— What you should do —
Pull every "this" line out of the data below.

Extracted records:
☆ ☆ ☆ ☆ ☆ ☆ ☆

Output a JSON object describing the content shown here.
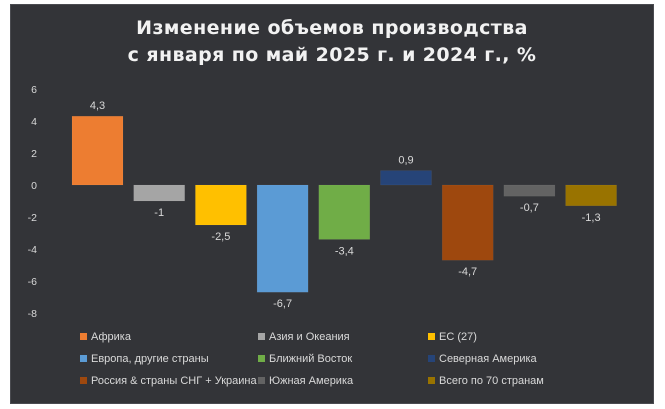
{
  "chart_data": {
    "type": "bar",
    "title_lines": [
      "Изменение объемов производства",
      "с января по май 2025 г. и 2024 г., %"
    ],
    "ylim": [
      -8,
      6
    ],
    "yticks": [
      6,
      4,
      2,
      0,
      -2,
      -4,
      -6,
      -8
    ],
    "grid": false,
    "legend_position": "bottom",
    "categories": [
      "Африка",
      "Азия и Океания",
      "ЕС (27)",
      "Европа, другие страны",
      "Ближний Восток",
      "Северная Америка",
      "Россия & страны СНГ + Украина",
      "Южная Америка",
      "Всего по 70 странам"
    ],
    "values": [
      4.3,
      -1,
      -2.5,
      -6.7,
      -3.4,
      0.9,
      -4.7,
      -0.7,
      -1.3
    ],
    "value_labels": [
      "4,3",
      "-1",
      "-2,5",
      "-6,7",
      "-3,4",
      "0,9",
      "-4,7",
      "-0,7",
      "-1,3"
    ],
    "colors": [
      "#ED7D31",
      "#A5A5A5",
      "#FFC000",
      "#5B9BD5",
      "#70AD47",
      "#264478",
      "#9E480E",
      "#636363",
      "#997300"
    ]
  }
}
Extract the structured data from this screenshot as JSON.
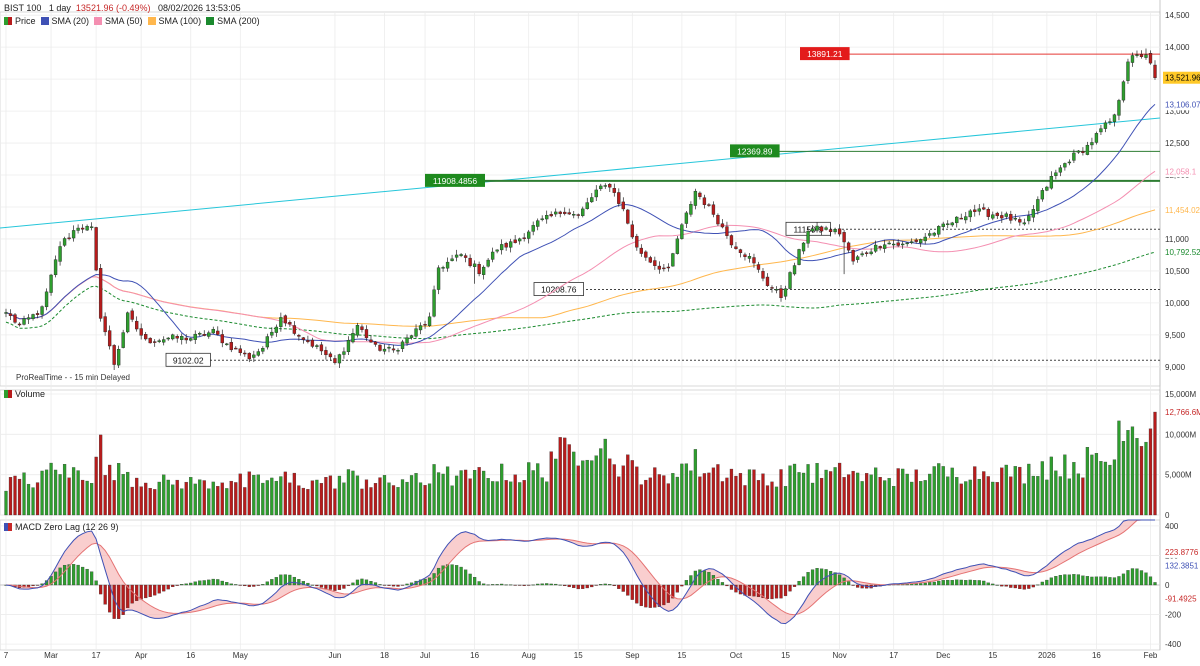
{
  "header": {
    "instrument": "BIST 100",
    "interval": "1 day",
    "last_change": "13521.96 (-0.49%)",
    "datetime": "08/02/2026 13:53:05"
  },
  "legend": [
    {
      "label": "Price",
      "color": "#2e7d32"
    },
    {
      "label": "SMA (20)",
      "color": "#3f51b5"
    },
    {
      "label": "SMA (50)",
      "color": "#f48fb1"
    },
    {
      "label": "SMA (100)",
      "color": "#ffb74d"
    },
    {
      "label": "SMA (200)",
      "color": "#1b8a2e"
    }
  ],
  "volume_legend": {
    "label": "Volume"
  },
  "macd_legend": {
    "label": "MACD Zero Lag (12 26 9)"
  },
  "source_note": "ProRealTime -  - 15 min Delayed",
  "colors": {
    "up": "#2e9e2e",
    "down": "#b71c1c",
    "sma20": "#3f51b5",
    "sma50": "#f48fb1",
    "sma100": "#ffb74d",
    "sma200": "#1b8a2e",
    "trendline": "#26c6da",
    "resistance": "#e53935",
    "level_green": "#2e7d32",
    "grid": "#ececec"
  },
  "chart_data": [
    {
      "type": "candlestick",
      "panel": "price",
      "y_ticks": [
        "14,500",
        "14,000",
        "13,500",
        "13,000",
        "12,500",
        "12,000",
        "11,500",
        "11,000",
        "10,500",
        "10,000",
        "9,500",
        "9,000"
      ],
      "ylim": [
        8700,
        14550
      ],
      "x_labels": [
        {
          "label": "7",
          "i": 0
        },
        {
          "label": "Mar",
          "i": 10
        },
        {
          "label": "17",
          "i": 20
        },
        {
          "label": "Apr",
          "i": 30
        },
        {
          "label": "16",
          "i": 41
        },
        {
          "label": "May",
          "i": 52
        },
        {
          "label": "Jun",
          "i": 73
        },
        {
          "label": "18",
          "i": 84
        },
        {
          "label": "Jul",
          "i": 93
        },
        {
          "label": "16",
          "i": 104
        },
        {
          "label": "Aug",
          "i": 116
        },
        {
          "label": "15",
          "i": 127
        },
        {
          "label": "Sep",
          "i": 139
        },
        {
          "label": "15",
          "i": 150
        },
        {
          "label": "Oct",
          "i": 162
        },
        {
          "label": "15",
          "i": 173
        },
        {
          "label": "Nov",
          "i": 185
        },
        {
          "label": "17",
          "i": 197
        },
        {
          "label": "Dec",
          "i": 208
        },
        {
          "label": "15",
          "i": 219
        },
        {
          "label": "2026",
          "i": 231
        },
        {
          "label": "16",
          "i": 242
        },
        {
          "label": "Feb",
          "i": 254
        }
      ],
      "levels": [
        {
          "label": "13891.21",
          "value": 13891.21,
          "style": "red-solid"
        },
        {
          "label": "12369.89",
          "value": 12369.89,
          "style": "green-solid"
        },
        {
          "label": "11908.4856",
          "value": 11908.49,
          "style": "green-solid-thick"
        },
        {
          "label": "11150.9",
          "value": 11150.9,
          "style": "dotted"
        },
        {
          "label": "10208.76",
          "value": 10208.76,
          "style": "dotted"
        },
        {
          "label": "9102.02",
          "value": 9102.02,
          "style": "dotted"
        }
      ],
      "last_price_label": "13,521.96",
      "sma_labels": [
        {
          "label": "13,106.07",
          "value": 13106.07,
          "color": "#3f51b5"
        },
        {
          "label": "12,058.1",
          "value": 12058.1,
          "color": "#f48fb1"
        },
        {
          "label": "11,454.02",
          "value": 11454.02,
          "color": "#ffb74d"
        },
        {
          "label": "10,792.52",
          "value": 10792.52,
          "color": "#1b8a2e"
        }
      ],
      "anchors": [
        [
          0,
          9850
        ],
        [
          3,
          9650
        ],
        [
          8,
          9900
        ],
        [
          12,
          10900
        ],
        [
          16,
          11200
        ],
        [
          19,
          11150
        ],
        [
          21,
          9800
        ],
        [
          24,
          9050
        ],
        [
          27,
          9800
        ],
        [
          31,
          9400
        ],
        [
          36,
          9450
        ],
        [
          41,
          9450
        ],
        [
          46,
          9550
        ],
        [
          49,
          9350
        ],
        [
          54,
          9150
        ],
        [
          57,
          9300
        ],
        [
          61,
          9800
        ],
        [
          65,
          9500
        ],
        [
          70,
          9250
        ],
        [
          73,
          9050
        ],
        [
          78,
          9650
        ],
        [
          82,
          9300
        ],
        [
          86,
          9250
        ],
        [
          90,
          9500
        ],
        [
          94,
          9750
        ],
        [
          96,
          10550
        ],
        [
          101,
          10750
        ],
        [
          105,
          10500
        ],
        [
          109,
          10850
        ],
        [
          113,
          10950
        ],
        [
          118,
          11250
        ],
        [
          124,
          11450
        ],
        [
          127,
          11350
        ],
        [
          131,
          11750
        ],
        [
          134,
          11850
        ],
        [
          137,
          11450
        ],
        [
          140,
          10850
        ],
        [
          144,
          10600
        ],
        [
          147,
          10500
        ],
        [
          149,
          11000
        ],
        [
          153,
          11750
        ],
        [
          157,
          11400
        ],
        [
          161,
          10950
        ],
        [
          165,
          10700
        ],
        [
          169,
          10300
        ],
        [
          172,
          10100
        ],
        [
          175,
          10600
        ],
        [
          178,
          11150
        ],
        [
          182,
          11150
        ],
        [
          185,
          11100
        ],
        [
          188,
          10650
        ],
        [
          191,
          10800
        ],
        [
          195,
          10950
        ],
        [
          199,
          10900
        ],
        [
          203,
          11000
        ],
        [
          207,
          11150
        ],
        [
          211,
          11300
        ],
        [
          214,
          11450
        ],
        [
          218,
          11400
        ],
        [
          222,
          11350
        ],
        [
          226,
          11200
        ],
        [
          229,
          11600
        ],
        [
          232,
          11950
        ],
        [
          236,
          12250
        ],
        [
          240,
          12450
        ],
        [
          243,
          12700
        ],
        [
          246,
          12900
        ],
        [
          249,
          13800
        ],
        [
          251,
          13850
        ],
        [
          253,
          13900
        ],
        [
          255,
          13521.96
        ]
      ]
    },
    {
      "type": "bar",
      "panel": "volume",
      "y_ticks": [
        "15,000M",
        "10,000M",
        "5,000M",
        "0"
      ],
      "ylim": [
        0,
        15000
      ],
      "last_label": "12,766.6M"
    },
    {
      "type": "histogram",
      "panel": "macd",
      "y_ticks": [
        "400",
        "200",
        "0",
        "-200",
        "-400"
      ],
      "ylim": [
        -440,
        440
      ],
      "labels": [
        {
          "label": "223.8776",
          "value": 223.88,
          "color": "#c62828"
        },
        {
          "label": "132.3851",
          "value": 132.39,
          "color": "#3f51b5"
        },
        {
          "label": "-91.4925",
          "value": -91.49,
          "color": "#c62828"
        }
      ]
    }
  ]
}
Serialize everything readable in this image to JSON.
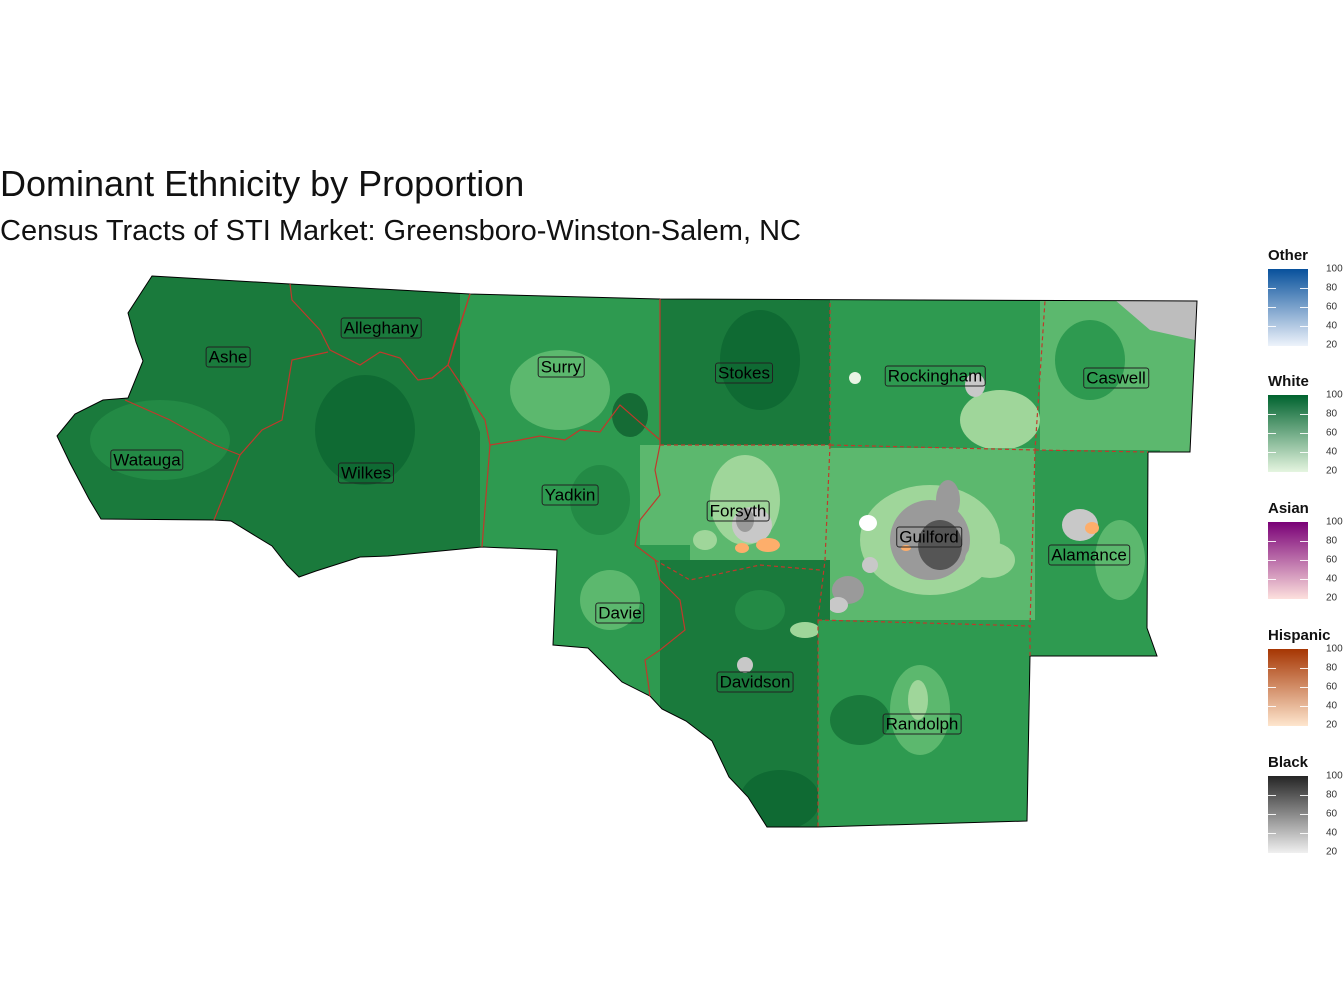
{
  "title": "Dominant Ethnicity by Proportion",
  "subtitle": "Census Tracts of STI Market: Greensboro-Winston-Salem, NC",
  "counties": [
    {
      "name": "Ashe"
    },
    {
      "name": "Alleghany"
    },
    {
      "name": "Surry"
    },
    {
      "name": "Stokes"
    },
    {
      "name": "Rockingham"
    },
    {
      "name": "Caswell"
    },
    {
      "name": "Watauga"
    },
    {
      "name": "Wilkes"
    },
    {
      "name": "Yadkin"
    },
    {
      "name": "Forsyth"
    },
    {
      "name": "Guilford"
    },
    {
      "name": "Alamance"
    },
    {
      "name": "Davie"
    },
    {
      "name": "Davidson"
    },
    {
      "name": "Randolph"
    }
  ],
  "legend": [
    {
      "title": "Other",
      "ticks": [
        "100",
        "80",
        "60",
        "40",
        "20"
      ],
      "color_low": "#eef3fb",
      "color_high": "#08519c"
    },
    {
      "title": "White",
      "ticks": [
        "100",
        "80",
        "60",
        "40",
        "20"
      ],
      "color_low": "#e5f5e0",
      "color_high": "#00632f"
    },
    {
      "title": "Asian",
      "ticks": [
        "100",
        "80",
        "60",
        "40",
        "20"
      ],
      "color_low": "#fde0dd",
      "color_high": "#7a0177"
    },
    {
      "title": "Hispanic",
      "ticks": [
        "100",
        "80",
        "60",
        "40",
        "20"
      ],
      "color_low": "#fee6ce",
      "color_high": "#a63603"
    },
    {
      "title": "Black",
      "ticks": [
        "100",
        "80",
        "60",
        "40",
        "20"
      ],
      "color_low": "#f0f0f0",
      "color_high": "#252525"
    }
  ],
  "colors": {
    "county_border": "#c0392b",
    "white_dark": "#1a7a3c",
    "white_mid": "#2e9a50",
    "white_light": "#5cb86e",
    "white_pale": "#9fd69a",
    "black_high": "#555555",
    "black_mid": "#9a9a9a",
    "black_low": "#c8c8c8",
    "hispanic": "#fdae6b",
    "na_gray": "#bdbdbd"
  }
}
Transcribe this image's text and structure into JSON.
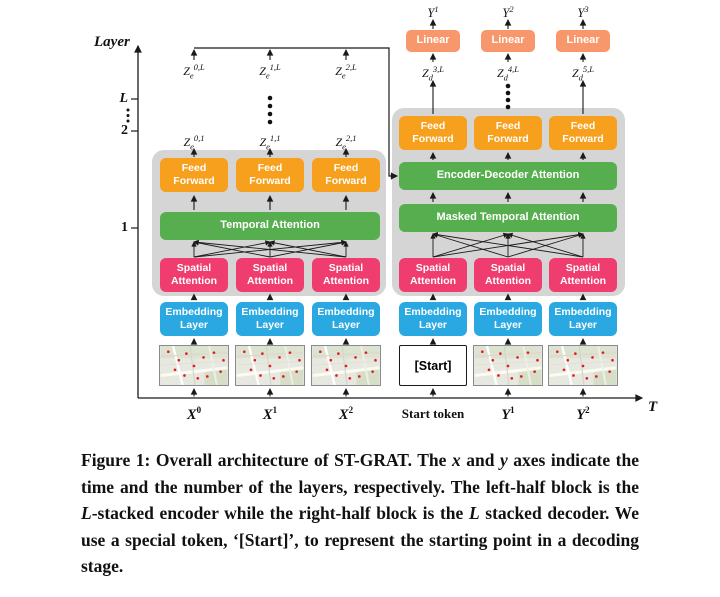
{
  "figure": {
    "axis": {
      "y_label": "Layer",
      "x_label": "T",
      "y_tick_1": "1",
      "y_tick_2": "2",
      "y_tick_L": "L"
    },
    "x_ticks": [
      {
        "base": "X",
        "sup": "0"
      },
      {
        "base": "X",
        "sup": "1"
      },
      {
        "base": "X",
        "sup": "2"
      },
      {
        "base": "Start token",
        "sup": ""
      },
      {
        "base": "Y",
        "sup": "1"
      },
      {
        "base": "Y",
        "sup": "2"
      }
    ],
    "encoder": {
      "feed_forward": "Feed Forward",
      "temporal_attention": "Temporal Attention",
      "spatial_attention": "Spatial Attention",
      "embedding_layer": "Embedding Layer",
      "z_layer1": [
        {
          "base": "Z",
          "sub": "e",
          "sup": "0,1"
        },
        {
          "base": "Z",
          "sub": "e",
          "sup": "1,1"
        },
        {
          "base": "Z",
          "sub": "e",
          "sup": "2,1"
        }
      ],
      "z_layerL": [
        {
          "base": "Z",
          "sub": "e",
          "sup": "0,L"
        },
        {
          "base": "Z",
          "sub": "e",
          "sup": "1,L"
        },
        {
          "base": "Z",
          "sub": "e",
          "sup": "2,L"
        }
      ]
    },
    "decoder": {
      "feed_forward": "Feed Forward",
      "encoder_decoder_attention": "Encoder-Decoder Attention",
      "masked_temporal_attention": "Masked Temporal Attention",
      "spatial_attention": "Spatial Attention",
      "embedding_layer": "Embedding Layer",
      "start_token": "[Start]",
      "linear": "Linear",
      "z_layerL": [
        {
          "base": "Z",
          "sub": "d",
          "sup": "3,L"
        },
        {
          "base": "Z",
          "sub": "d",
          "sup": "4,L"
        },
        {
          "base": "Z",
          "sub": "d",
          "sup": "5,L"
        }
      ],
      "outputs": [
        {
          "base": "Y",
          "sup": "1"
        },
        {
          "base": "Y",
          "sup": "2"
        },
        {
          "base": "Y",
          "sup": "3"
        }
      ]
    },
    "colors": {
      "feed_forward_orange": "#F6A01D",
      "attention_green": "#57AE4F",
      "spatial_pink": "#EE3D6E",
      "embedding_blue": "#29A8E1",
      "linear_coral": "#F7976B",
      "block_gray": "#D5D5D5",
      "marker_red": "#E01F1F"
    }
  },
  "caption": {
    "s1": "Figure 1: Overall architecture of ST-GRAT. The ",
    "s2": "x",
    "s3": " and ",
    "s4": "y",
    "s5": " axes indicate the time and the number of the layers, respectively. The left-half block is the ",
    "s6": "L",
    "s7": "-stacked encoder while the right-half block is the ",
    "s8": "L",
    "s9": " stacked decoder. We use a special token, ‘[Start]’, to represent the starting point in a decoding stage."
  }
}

☆ ☆ ☆ ☆ ☆ ☆ ☆

— Solution to the problem —
Extract the structured data from this screenshot as JSON.
Serialize everything readable in this image to JSON.
Transcribe this image's text and structure into JSON.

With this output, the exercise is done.